Aim of the exercise >>
Records follow. Pull out every line that contains "durch".

* * *

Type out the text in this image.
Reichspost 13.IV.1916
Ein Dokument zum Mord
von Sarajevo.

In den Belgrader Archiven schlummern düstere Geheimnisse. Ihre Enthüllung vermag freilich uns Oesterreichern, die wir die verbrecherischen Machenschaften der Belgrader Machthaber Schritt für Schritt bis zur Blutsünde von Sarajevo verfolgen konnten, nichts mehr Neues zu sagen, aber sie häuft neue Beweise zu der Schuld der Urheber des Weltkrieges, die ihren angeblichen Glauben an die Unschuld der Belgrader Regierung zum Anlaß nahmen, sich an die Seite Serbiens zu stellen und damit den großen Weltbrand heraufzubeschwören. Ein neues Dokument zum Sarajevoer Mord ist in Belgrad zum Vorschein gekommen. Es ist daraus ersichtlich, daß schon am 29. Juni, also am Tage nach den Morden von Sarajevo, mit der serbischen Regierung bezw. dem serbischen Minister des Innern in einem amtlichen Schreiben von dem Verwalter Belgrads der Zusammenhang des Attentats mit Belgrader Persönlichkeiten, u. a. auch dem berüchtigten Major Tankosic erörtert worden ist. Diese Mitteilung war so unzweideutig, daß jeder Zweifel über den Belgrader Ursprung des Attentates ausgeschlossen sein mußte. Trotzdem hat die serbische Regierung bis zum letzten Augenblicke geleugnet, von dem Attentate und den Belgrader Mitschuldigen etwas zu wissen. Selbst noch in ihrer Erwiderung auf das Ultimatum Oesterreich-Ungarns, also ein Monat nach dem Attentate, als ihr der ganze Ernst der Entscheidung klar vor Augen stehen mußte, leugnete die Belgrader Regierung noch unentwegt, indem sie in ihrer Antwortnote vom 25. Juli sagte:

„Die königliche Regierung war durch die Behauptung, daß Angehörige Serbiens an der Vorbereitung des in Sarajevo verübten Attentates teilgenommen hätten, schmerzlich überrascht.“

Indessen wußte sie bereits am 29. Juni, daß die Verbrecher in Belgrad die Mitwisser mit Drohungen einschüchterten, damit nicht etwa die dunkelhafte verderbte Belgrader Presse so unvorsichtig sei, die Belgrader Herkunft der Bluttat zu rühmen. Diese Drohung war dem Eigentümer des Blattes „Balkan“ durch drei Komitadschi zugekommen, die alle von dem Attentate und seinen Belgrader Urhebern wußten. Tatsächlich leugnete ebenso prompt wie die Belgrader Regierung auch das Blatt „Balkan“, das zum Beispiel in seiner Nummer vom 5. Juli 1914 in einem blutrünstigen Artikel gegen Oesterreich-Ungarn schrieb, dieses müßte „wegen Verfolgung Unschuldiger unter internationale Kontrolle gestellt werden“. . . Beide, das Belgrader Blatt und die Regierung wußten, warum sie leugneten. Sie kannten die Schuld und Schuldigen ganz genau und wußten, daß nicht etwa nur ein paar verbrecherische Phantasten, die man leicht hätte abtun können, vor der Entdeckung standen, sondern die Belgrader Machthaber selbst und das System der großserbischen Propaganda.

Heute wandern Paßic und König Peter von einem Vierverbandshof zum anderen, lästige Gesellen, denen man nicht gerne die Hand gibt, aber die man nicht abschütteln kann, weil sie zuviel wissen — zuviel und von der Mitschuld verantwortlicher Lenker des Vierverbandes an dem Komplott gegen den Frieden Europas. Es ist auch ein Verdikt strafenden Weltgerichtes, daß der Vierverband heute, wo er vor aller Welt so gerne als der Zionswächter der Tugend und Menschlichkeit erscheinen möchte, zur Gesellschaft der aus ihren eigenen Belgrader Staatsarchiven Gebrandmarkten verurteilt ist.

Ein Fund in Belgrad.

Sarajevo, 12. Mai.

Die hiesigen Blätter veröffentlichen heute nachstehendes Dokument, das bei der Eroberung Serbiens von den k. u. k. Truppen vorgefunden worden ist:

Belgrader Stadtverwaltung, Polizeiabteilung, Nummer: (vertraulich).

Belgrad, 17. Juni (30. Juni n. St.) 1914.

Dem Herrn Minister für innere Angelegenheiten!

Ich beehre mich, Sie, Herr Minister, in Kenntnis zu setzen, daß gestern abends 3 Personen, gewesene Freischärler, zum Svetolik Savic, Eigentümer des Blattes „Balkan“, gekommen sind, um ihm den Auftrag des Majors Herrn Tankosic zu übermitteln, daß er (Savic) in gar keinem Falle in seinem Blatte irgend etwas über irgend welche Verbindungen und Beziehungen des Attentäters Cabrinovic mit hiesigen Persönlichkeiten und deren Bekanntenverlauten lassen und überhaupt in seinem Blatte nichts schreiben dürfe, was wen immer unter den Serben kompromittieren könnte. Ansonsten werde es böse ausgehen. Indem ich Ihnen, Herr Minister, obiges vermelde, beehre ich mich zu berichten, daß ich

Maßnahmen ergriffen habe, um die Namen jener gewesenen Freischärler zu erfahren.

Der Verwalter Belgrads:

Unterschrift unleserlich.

* * *

Solution to this problem >>
„Die königliche Regierung war durch die Behauptung, daß Angehörige Serbiens an der Vorbereitung des in Sarajevo verübten Attentates teilgenommen hätten, schmerzlich überrascht.“
Indessen wußte sie bereits am 29. Juni, daß die Verbrecher in Belgrad die Mitwisser mit Drohungen einschüchterten, damit nicht etwa die dunkelhafte verderbte Belgrader Presse so unvorsichtig sei, die Belgrader Herkunft der Bluttat zu rühmen. Diese Drohung war dem Eigentümer des Blattes „Balkan“ durch drei Komitadschi zugekommen, die alle von dem Attentate und seinen Belgrader Urhebern wußten. Tatsächlich leugnete ebenso prompt wie die Belgrader Regierung auch das Blatt „Balkan“, das zum Beispiel in seiner Nummer vom 5. Juli 1914 in einem blutrünstigen Artikel gegen Oesterreich-Ungarn schrieb, dieses müßte „wegen Verfolgung Unschuldiger unter internationale Kontrolle gestellt werden“. . . Beide, das Belgrader Blatt und die Regierung wußten, warum sie leugneten. Sie kannten die Schuld und Schuldigen ganz genau und wußten, daß nicht etwa nur ein paar verbrecherische Phantasten, die man leicht hätte abtun können, vor der Entdeckung standen, sondern die Belgrader Machthaber selbst und das System der großserbischen Propaganda.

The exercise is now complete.